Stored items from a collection
○ ○ ○ ○ ○

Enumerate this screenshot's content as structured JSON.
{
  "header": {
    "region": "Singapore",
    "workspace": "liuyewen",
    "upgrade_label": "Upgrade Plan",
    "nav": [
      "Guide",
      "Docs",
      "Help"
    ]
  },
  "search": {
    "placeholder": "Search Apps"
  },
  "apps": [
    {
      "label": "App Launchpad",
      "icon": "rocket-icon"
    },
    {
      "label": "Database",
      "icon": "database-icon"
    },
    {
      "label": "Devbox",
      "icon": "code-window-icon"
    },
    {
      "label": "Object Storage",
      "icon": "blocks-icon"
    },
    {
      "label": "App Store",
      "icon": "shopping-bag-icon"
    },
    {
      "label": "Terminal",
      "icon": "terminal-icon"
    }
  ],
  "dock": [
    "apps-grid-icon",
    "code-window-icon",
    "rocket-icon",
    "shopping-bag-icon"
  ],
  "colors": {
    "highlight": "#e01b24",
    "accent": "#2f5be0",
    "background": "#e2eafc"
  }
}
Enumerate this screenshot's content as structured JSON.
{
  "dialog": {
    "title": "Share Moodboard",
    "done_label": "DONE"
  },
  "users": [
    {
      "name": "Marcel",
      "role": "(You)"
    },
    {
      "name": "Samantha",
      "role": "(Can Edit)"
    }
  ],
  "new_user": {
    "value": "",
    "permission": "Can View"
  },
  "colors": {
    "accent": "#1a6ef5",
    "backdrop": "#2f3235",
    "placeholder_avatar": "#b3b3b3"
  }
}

○ ○ ○ ○ ○

— Work to do —
Quote each line of the listing above exactly.

— Reply to the task —
Enumerate this screenshot's content as structured JSON.
{
  "header": {
    "region": "Singapore",
    "workspace": "liuyewen",
    "upgrade_label": "Upgrade Plan",
    "nav": [
      "Guide",
      "Docs",
      "Help"
    ]
  },
  "search": {
    "placeholder": "Search Apps"
  },
  "apps": [
    {
      "label": "App Launchpad",
      "icon": "rocket-icon"
    },
    {
      "label": "Database",
      "icon": "database-icon"
    },
    {
      "label": "Devbox",
      "icon": "code-window-icon"
    },
    {
      "label": "Object Storage",
      "icon": "blocks-icon"
    },
    {
      "label": "App Store",
      "icon": "shopping-bag-icon"
    },
    {
      "label": "Terminal",
      "icon": "terminal-icon"
    }
  ],
  "dock": [
    "apps-grid-icon",
    "code-window-icon",
    "rocket-icon",
    "shopping-bag-icon"
  ],
  "colors": {
    "highlight": "#e01b24",
    "accent": "#2f5be0",
    "background": "#e2eafc"
  }
}
Enumerate this screenshot's content as structured JSON.
{
  "dialog": {
    "title": "Share Moodboard",
    "done_label": "DONE"
  },
  "users": [
    {
      "name": "Marcel",
      "role": "(You)"
    },
    {
      "name": "Samantha",
      "role": "(Can Edit)"
    }
  ],
  "new_user": {
    "value": "",
    "permission": "Can View"
  },
  "colors": {
    "accent": "#1a6ef5",
    "backdrop": "#2f3235",
    "placeholder_avatar": "#b3b3b3"
  }
}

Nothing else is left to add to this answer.